▸ Task requirements
Copy each line that contains the word "JSON".

▸ Record list
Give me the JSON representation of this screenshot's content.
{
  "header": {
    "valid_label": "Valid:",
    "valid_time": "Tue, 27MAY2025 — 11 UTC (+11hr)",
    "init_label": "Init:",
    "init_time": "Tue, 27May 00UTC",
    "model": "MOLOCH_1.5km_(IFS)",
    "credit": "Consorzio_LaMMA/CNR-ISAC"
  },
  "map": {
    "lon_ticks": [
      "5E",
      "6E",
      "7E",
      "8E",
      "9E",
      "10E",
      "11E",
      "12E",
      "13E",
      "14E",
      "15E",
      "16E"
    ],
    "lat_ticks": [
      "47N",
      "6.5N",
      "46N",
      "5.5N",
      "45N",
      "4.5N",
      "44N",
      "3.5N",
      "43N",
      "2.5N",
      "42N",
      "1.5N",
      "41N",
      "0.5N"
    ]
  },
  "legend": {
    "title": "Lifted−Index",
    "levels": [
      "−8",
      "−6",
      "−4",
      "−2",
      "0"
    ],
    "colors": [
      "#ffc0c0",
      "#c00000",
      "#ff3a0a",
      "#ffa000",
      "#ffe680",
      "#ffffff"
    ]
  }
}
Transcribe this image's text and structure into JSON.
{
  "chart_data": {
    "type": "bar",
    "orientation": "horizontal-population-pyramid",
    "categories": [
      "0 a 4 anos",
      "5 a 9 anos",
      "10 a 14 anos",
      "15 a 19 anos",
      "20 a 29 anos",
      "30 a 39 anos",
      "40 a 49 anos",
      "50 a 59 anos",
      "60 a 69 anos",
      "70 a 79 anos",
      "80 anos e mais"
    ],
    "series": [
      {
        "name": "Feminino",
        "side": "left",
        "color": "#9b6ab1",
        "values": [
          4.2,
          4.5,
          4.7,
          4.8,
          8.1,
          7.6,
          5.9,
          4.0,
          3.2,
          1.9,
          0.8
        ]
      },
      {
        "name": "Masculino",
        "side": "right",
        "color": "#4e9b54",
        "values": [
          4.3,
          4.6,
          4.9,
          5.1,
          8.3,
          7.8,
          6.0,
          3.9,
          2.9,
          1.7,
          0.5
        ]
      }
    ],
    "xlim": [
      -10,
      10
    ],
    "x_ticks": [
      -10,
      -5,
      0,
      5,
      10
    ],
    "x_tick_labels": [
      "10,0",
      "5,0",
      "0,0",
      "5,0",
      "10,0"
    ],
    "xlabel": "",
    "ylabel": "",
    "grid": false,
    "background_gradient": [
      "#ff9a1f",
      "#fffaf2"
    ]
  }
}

▸ Response to this exercise
Give me the JSON representation of this screenshot's content.
Transcribe this image's text and structure into JSON.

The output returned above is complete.